GOAL:
Skip the pictures and repeat each line of the data exactly.

[start of RECORDS FOR THE TASK]

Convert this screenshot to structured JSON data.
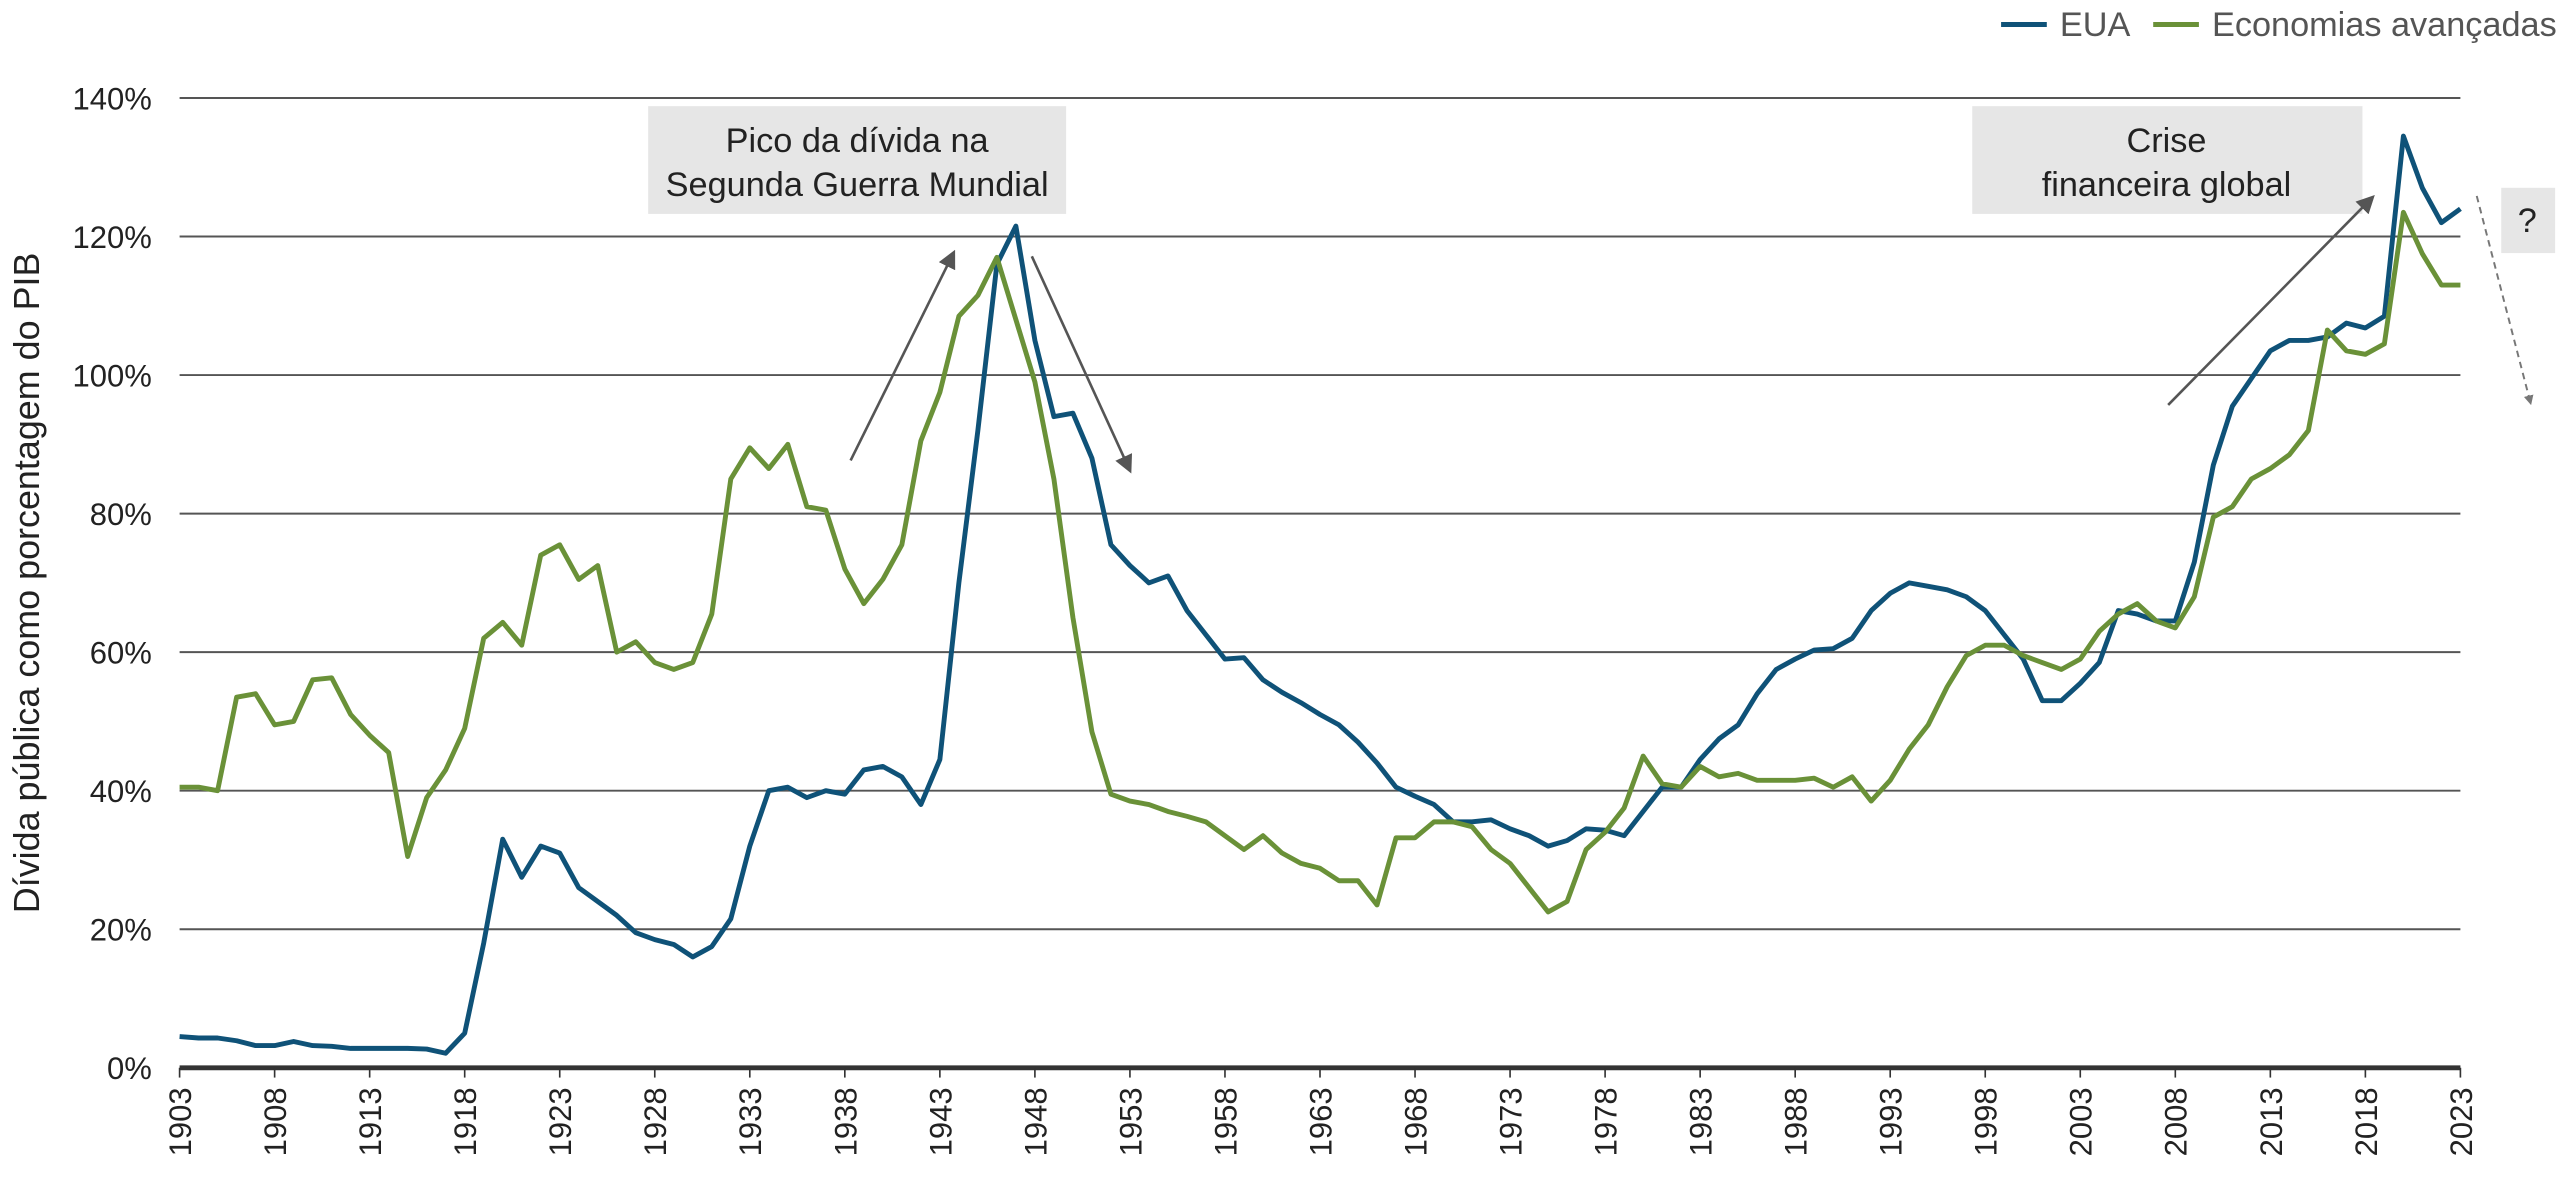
{
  "chart_data": {
    "type": "line",
    "y_label": "Dívida pública como porcentagem do PIB",
    "x": [
      1903,
      1904,
      1905,
      1906,
      1907,
      1908,
      1909,
      1910,
      1911,
      1912,
      1913,
      1914,
      1915,
      1916,
      1917,
      1918,
      1919,
      1920,
      1921,
      1922,
      1923,
      1924,
      1925,
      1926,
      1927,
      1928,
      1929,
      1930,
      1931,
      1932,
      1933,
      1934,
      1935,
      1936,
      1937,
      1938,
      1939,
      1940,
      1941,
      1942,
      1943,
      1944,
      1945,
      1946,
      1947,
      1948,
      1949,
      1950,
      1951,
      1952,
      1953,
      1954,
      1955,
      1956,
      1957,
      1958,
      1959,
      1960,
      1961,
      1962,
      1963,
      1964,
      1965,
      1966,
      1967,
      1968,
      1969,
      1970,
      1971,
      1972,
      1973,
      1974,
      1975,
      1976,
      1977,
      1978,
      1979,
      1980,
      1981,
      1982,
      1983,
      1984,
      1985,
      1986,
      1987,
      1988,
      1989,
      1990,
      1991,
      1992,
      1993,
      1994,
      1995,
      1996,
      1997,
      1998,
      1999,
      2000,
      2001,
      2002,
      2003,
      2004,
      2005,
      2006,
      2007,
      2008,
      2009,
      2010,
      2011,
      2012,
      2013,
      2014,
      2015,
      2016,
      2017,
      2018,
      2019,
      2020,
      2021,
      2022,
      2023
    ],
    "series": [
      {
        "name": "EUA",
        "color": "#0f5278",
        "values": [
          4.5,
          4.3,
          4.3,
          3.9,
          3.2,
          3.2,
          3.8,
          3.2,
          3.1,
          2.8,
          2.8,
          2.8,
          2.8,
          2.7,
          2.1,
          5,
          18,
          33,
          27.5,
          32,
          31,
          26,
          24,
          22,
          19.5,
          18.5,
          17.8,
          16,
          17.5,
          21.5,
          32,
          40,
          40.5,
          39,
          40,
          39.5,
          43,
          43.5,
          42,
          38,
          44.5,
          70,
          92,
          116,
          121.5,
          105,
          94,
          94.5,
          88,
          75.5,
          72.5,
          70,
          71,
          66,
          62.5,
          59,
          59.2,
          56,
          54.2,
          52.7,
          51,
          49.5,
          47,
          44,
          40.5,
          39.2,
          38,
          35.5,
          35.5,
          35.8,
          34.5,
          33.5,
          32,
          32.8,
          34.5,
          34.3,
          33.5,
          37,
          40.5,
          40.5,
          44.5,
          47.5,
          49.5,
          54,
          57.5,
          59,
          60.3,
          60.5,
          62,
          66,
          68.5,
          70,
          69.5,
          69,
          68,
          66,
          62.5,
          59,
          53,
          53,
          55.5,
          58.5,
          66,
          65.5,
          64.5,
          64.5,
          73,
          87,
          95.5,
          99.5,
          103.5,
          105,
          105,
          105.5,
          107.5,
          106.8,
          108.5,
          134.5,
          127,
          122,
          124
        ]
      },
      {
        "name": "Economias avançadas",
        "color": "#6a9138",
        "values": [
          40.5,
          40.5,
          40,
          53.5,
          54,
          49.5,
          50,
          56,
          56.3,
          51,
          48,
          45.5,
          30.5,
          39,
          43,
          49,
          62,
          64.3,
          61,
          74,
          75.5,
          70.5,
          72.5,
          60,
          61.5,
          58.5,
          57.5,
          58.5,
          65.5,
          85,
          89.5,
          86.5,
          90,
          81,
          80.5,
          72,
          67,
          70.5,
          75.5,
          90.5,
          97.5,
          108.5,
          111.5,
          117,
          108,
          99,
          85,
          65,
          48.5,
          39.5,
          38.5,
          38,
          37,
          36.3,
          35.5,
          33.5,
          31.5,
          33.5,
          31,
          29.5,
          28.8,
          27,
          27,
          23.5,
          33.2,
          33.2,
          35.5,
          35.5,
          34.8,
          31.5,
          29.5,
          26,
          22.5,
          24,
          31.5,
          34,
          37.5,
          45,
          41,
          40.5,
          43.5,
          42,
          42.5,
          41.5,
          41.5,
          41.5,
          41.8,
          40.5,
          42,
          38.5,
          41.5,
          46,
          49.5,
          55,
          59.5,
          61,
          61,
          59.5,
          58.5,
          57.5,
          59,
          63,
          65.5,
          67,
          64.5,
          63.5,
          68,
          79.5,
          81,
          85,
          86.5,
          88.5,
          92,
          106.5,
          103.5,
          103,
          104.5,
          123.5,
          117.5,
          113,
          113
        ]
      }
    ],
    "xlim": [
      1903,
      2023
    ],
    "xticks": [
      1903,
      1908,
      1913,
      1918,
      1923,
      1928,
      1933,
      1938,
      1943,
      1948,
      1953,
      1958,
      1963,
      1968,
      1973,
      1978,
      1983,
      1988,
      1993,
      1998,
      2003,
      2008,
      2013,
      2018,
      2023
    ],
    "ylim": [
      0,
      140
    ],
    "yticks": [
      {
        "value": 0,
        "label": "0%"
      },
      {
        "value": 20,
        "label": "20%"
      },
      {
        "value": 40,
        "label": "40%"
      },
      {
        "value": 60,
        "label": "60%"
      },
      {
        "value": 80,
        "label": "80%"
      },
      {
        "value": 100,
        "label": "100%"
      },
      {
        "value": 120,
        "label": "120%"
      },
      {
        "value": 140,
        "label": "140%"
      }
    ],
    "grid": true,
    "legend": "top-right",
    "annotations": [
      {
        "lines": [
          "Pico da dívida na",
          "Segunda Guerra Mundial"
        ]
      },
      {
        "lines": [
          "Crise",
          "financeira global"
        ]
      },
      {
        "lines": [
          "?"
        ]
      }
    ]
  }
}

[end of RECORDS FOR THE TASK]

SOLVED EXERCISE:
Convert this screenshot to structured JSON data.
{
  "chart_data": {
    "type": "line",
    "y_label": "Dívida pública como porcentagem do PIB",
    "x": [
      1903,
      1904,
      1905,
      1906,
      1907,
      1908,
      1909,
      1910,
      1911,
      1912,
      1913,
      1914,
      1915,
      1916,
      1917,
      1918,
      1919,
      1920,
      1921,
      1922,
      1923,
      1924,
      1925,
      1926,
      1927,
      1928,
      1929,
      1930,
      1931,
      1932,
      1933,
      1934,
      1935,
      1936,
      1937,
      1938,
      1939,
      1940,
      1941,
      1942,
      1943,
      1944,
      1945,
      1946,
      1947,
      1948,
      1949,
      1950,
      1951,
      1952,
      1953,
      1954,
      1955,
      1956,
      1957,
      1958,
      1959,
      1960,
      1961,
      1962,
      1963,
      1964,
      1965,
      1966,
      1967,
      1968,
      1969,
      1970,
      1971,
      1972,
      1973,
      1974,
      1975,
      1976,
      1977,
      1978,
      1979,
      1980,
      1981,
      1982,
      1983,
      1984,
      1985,
      1986,
      1987,
      1988,
      1989,
      1990,
      1991,
      1992,
      1993,
      1994,
      1995,
      1996,
      1997,
      1998,
      1999,
      2000,
      2001,
      2002,
      2003,
      2004,
      2005,
      2006,
      2007,
      2008,
      2009,
      2010,
      2011,
      2012,
      2013,
      2014,
      2015,
      2016,
      2017,
      2018,
      2019,
      2020,
      2021,
      2022,
      2023
    ],
    "series": [
      {
        "name": "EUA",
        "color": "#0f5278",
        "values": [
          4.5,
          4.3,
          4.3,
          3.9,
          3.2,
          3.2,
          3.8,
          3.2,
          3.1,
          2.8,
          2.8,
          2.8,
          2.8,
          2.7,
          2.1,
          5,
          18,
          33,
          27.5,
          32,
          31,
          26,
          24,
          22,
          19.5,
          18.5,
          17.8,
          16,
          17.5,
          21.5,
          32,
          40,
          40.5,
          39,
          40,
          39.5,
          43,
          43.5,
          42,
          38,
          44.5,
          70,
          92,
          116,
          121.5,
          105,
          94,
          94.5,
          88,
          75.5,
          72.5,
          70,
          71,
          66,
          62.5,
          59,
          59.2,
          56,
          54.2,
          52.7,
          51,
          49.5,
          47,
          44,
          40.5,
          39.2,
          38,
          35.5,
          35.5,
          35.8,
          34.5,
          33.5,
          32,
          32.8,
          34.5,
          34.3,
          33.5,
          37,
          40.5,
          40.5,
          44.5,
          47.5,
          49.5,
          54,
          57.5,
          59,
          60.3,
          60.5,
          62,
          66,
          68.5,
          70,
          69.5,
          69,
          68,
          66,
          62.5,
          59,
          53,
          53,
          55.5,
          58.5,
          66,
          65.5,
          64.5,
          64.5,
          73,
          87,
          95.5,
          99.5,
          103.5,
          105,
          105,
          105.5,
          107.5,
          106.8,
          108.5,
          134.5,
          127,
          122,
          124
        ]
      },
      {
        "name": "Economias avançadas",
        "color": "#6a9138",
        "values": [
          40.5,
          40.5,
          40,
          53.5,
          54,
          49.5,
          50,
          56,
          56.3,
          51,
          48,
          45.5,
          30.5,
          39,
          43,
          49,
          62,
          64.3,
          61,
          74,
          75.5,
          70.5,
          72.5,
          60,
          61.5,
          58.5,
          57.5,
          58.5,
          65.5,
          85,
          89.5,
          86.5,
          90,
          81,
          80.5,
          72,
          67,
          70.5,
          75.5,
          90.5,
          97.5,
          108.5,
          111.5,
          117,
          108,
          99,
          85,
          65,
          48.5,
          39.5,
          38.5,
          38,
          37,
          36.3,
          35.5,
          33.5,
          31.5,
          33.5,
          31,
          29.5,
          28.8,
          27,
          27,
          23.5,
          33.2,
          33.2,
          35.5,
          35.5,
          34.8,
          31.5,
          29.5,
          26,
          22.5,
          24,
          31.5,
          34,
          37.5,
          45,
          41,
          40.5,
          43.5,
          42,
          42.5,
          41.5,
          41.5,
          41.5,
          41.8,
          40.5,
          42,
          38.5,
          41.5,
          46,
          49.5,
          55,
          59.5,
          61,
          61,
          59.5,
          58.5,
          57.5,
          59,
          63,
          65.5,
          67,
          64.5,
          63.5,
          68,
          79.5,
          81,
          85,
          86.5,
          88.5,
          92,
          106.5,
          103.5,
          103,
          104.5,
          123.5,
          117.5,
          113,
          113
        ]
      }
    ],
    "xlim": [
      1903,
      2023
    ],
    "xticks": [
      1903,
      1908,
      1913,
      1918,
      1923,
      1928,
      1933,
      1938,
      1943,
      1948,
      1953,
      1958,
      1963,
      1968,
      1973,
      1978,
      1983,
      1988,
      1993,
      1998,
      2003,
      2008,
      2013,
      2018,
      2023
    ],
    "ylim": [
      0,
      140
    ],
    "yticks": [
      {
        "value": 0,
        "label": "0%"
      },
      {
        "value": 20,
        "label": "20%"
      },
      {
        "value": 40,
        "label": "40%"
      },
      {
        "value": 60,
        "label": "60%"
      },
      {
        "value": 80,
        "label": "80%"
      },
      {
        "value": 100,
        "label": "100%"
      },
      {
        "value": 120,
        "label": "120%"
      },
      {
        "value": 140,
        "label": "140%"
      }
    ],
    "grid": true,
    "legend": "top-right",
    "annotations": [
      {
        "lines": [
          "Pico da dívida na",
          "Segunda Guerra Mundial"
        ]
      },
      {
        "lines": [
          "Crise",
          "financeira global"
        ]
      },
      {
        "lines": [
          "?"
        ]
      }
    ]
  }
}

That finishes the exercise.